▸ Exercise
Find each line with the word "NASDAQ" and copy it.
=== Entries ===
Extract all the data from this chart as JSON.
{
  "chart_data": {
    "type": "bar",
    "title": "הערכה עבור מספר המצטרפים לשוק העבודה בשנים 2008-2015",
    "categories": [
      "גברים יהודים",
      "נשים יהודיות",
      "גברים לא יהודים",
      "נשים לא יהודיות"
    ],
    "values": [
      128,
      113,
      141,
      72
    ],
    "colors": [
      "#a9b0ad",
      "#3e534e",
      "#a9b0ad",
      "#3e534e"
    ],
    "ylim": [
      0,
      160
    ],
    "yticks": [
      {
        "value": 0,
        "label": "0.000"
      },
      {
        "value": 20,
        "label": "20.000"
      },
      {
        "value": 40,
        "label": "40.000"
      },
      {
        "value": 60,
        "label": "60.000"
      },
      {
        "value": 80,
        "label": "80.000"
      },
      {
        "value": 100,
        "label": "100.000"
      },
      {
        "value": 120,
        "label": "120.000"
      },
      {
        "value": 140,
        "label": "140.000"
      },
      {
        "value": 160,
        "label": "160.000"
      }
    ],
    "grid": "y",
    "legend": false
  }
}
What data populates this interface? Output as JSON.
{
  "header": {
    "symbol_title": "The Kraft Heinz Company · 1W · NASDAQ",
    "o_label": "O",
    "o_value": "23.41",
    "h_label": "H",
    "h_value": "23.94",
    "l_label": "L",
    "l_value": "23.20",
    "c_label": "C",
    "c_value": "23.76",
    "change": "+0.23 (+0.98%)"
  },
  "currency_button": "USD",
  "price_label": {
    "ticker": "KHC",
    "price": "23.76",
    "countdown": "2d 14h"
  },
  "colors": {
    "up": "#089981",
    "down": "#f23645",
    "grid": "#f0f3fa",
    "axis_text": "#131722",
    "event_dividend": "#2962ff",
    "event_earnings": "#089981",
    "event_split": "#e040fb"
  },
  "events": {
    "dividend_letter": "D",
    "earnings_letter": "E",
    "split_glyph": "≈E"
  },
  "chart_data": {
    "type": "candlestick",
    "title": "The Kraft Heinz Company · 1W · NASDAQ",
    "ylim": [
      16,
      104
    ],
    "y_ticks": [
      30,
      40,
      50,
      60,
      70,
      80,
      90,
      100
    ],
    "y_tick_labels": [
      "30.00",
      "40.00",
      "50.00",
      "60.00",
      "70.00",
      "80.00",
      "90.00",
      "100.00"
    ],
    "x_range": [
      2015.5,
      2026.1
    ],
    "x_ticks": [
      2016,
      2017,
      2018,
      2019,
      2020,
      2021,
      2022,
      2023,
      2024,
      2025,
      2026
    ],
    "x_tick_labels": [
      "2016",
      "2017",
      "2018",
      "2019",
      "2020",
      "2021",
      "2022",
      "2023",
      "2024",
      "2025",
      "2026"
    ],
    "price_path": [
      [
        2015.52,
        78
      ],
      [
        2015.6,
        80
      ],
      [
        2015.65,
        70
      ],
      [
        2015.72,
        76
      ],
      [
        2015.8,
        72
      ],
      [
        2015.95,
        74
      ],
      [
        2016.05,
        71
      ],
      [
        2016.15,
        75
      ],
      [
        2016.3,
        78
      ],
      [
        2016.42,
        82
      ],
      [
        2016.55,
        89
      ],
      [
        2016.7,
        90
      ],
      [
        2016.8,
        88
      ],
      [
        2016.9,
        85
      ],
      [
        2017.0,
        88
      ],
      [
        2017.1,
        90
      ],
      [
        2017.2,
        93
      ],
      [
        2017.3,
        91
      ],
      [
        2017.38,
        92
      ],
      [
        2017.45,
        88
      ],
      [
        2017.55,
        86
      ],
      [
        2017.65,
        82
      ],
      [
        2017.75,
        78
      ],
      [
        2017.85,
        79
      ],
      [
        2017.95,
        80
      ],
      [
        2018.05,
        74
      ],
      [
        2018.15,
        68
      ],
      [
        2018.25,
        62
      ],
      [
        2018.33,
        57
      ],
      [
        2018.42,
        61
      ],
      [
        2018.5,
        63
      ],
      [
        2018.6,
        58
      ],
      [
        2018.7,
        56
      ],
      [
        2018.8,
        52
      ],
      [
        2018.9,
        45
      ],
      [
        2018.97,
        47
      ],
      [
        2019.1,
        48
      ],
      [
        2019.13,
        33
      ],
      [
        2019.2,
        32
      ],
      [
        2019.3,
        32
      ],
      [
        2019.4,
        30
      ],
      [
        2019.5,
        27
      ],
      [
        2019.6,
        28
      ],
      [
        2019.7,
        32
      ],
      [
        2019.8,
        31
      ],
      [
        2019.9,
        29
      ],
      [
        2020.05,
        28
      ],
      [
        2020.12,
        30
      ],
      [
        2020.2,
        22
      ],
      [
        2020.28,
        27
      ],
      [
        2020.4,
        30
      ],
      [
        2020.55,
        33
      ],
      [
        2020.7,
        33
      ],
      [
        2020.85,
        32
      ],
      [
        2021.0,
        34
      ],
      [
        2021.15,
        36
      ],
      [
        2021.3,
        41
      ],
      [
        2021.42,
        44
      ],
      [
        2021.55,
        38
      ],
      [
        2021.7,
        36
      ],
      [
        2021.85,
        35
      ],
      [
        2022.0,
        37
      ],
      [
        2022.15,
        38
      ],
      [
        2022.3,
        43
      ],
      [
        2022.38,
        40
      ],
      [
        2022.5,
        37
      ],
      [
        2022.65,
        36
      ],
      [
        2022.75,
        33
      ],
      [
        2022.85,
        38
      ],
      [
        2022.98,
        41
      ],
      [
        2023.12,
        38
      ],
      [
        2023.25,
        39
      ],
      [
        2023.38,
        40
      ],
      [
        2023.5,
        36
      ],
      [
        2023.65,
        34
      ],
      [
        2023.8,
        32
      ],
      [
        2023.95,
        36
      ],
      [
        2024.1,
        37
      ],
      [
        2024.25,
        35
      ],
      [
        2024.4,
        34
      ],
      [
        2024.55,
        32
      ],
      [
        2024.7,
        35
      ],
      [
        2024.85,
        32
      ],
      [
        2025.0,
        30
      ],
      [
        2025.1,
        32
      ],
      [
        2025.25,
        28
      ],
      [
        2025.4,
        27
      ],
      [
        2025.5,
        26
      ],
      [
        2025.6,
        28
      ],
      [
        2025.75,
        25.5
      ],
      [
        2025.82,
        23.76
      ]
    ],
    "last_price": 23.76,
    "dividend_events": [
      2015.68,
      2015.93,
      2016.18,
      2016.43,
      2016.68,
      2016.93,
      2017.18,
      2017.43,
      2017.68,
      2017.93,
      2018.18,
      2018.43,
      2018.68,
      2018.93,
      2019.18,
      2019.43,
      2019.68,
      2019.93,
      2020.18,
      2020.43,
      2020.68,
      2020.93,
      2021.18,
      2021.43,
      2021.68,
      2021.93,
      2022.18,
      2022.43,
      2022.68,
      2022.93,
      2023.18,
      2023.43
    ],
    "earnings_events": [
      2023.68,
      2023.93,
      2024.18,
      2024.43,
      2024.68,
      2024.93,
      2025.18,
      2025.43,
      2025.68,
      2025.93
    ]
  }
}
===
▸ Written response
    "symbol_title": "The Kraft Heinz Company · 1W · NASDAQ",
    "title": "The Kraft Heinz Company · 1W · NASDAQ",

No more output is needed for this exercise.